:: WORK TO DO ::
Quote every line below exactly as it reads.

:: MATERIALS PROVIDED ::

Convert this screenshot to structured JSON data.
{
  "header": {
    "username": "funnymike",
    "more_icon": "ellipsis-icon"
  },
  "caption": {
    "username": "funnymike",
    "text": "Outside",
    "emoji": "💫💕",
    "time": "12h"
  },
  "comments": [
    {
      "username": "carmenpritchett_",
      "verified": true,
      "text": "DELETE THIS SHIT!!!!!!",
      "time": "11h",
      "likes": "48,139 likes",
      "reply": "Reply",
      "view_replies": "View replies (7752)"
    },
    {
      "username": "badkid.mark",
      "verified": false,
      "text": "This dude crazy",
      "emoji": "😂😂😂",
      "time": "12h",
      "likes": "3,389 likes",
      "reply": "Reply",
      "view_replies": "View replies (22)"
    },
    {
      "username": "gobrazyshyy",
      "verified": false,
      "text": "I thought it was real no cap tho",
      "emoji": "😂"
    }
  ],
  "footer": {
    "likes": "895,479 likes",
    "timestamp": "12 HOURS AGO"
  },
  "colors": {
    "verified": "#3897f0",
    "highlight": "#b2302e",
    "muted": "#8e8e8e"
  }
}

:: TASK RESULT ::
Convert this screenshot to structured JSON data.
{
  "header": {
    "username": "funnymike",
    "more_icon": "ellipsis-icon"
  },
  "caption": {
    "username": "funnymike",
    "text": "Outside",
    "emoji": "💫💕",
    "time": "12h"
  },
  "comments": [
    {
      "username": "carmenpritchett_",
      "verified": true,
      "text": "DELETE THIS SHIT!!!!!!",
      "time": "11h",
      "likes": "48,139 likes",
      "reply": "Reply",
      "view_replies": "View replies (7752)"
    },
    {
      "username": "badkid.mark",
      "verified": false,
      "text": "This dude crazy",
      "emoji": "😂😂😂",
      "time": "12h",
      "likes": "3,389 likes",
      "reply": "Reply",
      "view_replies": "View replies (22)"
    },
    {
      "username": "gobrazyshyy",
      "verified": false,
      "text": "I thought it was real no cap tho",
      "emoji": "😂"
    }
  ],
  "footer": {
    "likes": "895,479 likes",
    "timestamp": "12 HOURS AGO"
  },
  "colors": {
    "verified": "#3897f0",
    "highlight": "#b2302e",
    "muted": "#8e8e8e"
  }
}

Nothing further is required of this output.